• _SET EXERCISE_: Could you print every record below exactly as it appears?

• _EXERCISE MATERIAL_:

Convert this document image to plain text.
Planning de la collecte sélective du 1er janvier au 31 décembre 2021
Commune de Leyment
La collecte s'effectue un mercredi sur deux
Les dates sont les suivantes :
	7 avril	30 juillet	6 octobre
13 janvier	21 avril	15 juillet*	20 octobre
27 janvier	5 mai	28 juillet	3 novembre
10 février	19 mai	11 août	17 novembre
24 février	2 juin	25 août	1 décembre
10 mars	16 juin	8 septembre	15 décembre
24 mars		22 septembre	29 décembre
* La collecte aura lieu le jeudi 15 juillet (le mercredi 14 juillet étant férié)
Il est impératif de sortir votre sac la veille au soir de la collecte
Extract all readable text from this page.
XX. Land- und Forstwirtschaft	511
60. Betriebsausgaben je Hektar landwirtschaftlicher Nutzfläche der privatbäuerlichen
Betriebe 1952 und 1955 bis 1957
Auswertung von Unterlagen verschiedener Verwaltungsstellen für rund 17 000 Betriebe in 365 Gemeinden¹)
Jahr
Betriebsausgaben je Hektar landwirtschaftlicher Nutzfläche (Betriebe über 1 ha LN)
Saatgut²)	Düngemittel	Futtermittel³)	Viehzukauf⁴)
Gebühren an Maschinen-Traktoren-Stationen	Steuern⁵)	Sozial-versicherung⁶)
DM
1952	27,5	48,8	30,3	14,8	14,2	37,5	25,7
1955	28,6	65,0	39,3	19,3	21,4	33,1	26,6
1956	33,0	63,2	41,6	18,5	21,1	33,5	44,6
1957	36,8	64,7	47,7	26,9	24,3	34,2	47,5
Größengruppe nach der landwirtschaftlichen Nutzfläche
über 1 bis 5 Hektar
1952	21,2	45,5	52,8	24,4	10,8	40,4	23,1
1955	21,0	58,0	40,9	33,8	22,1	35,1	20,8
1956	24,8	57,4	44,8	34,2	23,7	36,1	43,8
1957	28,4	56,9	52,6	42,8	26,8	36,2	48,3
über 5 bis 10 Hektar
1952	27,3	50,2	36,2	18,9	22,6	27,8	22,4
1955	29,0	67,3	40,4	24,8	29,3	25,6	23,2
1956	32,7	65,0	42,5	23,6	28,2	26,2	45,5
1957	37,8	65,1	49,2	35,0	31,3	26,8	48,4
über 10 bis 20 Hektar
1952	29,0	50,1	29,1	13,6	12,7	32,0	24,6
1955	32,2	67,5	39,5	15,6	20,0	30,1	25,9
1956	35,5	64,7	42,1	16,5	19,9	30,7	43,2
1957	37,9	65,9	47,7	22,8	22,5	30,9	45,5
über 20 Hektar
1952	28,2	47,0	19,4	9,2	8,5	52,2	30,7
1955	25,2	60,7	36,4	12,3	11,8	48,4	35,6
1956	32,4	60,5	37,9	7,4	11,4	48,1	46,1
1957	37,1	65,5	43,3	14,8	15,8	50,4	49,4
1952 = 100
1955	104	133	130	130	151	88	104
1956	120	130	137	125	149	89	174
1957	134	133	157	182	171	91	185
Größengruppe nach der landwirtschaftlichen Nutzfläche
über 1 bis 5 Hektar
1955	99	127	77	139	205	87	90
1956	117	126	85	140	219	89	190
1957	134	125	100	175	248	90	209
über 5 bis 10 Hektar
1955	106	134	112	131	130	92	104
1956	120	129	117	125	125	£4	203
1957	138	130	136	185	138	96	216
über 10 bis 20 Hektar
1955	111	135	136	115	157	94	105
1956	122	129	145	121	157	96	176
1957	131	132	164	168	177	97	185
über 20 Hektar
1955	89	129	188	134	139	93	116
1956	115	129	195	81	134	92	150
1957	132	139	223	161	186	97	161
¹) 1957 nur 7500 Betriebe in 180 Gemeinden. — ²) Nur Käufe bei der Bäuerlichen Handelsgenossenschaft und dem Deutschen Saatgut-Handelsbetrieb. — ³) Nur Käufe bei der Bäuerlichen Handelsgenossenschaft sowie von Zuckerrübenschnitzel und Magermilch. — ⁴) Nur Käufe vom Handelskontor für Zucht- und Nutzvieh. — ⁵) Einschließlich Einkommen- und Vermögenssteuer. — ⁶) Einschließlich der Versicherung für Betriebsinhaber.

• _SOLUTION FOR THIS PROBLEM_:
Convert this document image to plain text.
Planning de la collecte sélective du 1er janvier au 31 décembre 2021
Commune de Leyment
La collecte s'effectue un mercredi sur deux
Les dates sont les suivantes :
	7 avril	30 juillet	6 octobre
13 janvier	21 avril	15 juillet*	20 octobre
27 janvier	5 mai	28 juillet	3 novembre
10 février	19 mai	11 août	17 novembre
24 février	2 juin	25 août	1 décembre
10 mars	16 juin	8 septembre	15 décembre
24 mars		22 septembre	29 décembre
* La collecte aura lieu le jeudi 15 juillet (le mercredi 14 juillet étant férié)
Il est impératif de sortir votre sac la veille au soir de la collecte
Extract all readable text from this page.
XX. Land- und Forstwirtschaft	511
60. Betriebsausgaben je Hektar landwirtschaftlicher Nutzfläche der privatbäuerlichen
Betriebe 1952 und 1955 bis 1957
Auswertung von Unterlagen verschiedener Verwaltungsstellen für rund 17 000 Betriebe in 365 Gemeinden¹)
Jahr
Betriebsausgaben je Hektar landwirtschaftlicher Nutzfläche (Betriebe über 1 ha LN)
Saatgut²)	Düngemittel	Futtermittel³)	Viehzukauf⁴)
Gebühren an Maschinen-Traktoren-Stationen	Steuern⁵)	Sozial-versicherung⁶)
DM
1952	27,5	48,8	30,3	14,8	14,2	37,5	25,7
1955	28,6	65,0	39,3	19,3	21,4	33,1	26,6
1956	33,0	63,2	41,6	18,5	21,1	33,5	44,6
1957	36,8	64,7	47,7	26,9	24,3	34,2	47,5
Größengruppe nach der landwirtschaftlichen Nutzfläche
über 1 bis 5 Hektar
1952	21,2	45,5	52,8	24,4	10,8	40,4	23,1
1955	21,0	58,0	40,9	33,8	22,1	35,1	20,8
1956	24,8	57,4	44,8	34,2	23,7	36,1	43,8
1957	28,4	56,9	52,6	42,8	26,8	36,2	48,3
über 5 bis 10 Hektar
1952	27,3	50,2	36,2	18,9	22,6	27,8	22,4
1955	29,0	67,3	40,4	24,8	29,3	25,6	23,2
1956	32,7	65,0	42,5	23,6	28,2	26,2	45,5
1957	37,8	65,1	49,2	35,0	31,3	26,8	48,4
über 10 bis 20 Hektar
1952	29,0	50,1	29,1	13,6	12,7	32,0	24,6
1955	32,2	67,5	39,5	15,6	20,0	30,1	25,9
1956	35,5	64,7	42,1	16,5	19,9	30,7	43,2
1957	37,9	65,9	47,7	22,8	22,5	30,9	45,5
über 20 Hektar
1952	28,2	47,0	19,4	9,2	8,5	52,2	30,7
1955	25,2	60,7	36,4	12,3	11,8	48,4	35,6
1956	32,4	60,5	37,9	7,4	11,4	48,1	46,1
1957	37,1	65,5	43,3	14,8	15,8	50,4	49,4
1952 = 100
1955	104	133	130	130	151	88	104
1956	120	130	137	125	149	89	174
1957	134	133	157	182	171	91	185
Größengruppe nach der landwirtschaftlichen Nutzfläche
über 1 bis 5 Hektar
1955	99	127	77	139	205	87	90
1956	117	126	85	140	219	89	190
1957	134	125	100	175	248	90	209
über 5 bis 10 Hektar
1955	106	134	112	131	130	92	104
1956	120	129	117	125	125	£4	203
1957	138	130	136	185	138	96	216
über 10 bis 20 Hektar
1955	111	135	136	115	157	94	105
1956	122	129	145	121	157	96	176
1957	131	132	164	168	177	97	185
über 20 Hektar
1955	89	129	188	134	139	93	116
1956	115	129	195	81	134	92	150
1957	132	139	223	161	186	97	161
¹) 1957 nur 7500 Betriebe in 180 Gemeinden. — ²) Nur Käufe bei der Bäuerlichen Handelsgenossenschaft und dem Deutschen Saatgut-Handelsbetrieb. — ³) Nur Käufe bei der Bäuerlichen Handelsgenossenschaft sowie von Zuckerrübenschnitzel und Magermilch. — ⁴) Nur Käufe vom Handelskontor für Zucht- und Nutzvieh. — ⁵) Einschließlich Einkommen- und Vermögenssteuer. — ⁶) Einschließlich der Versicherung für Betriebsinhaber.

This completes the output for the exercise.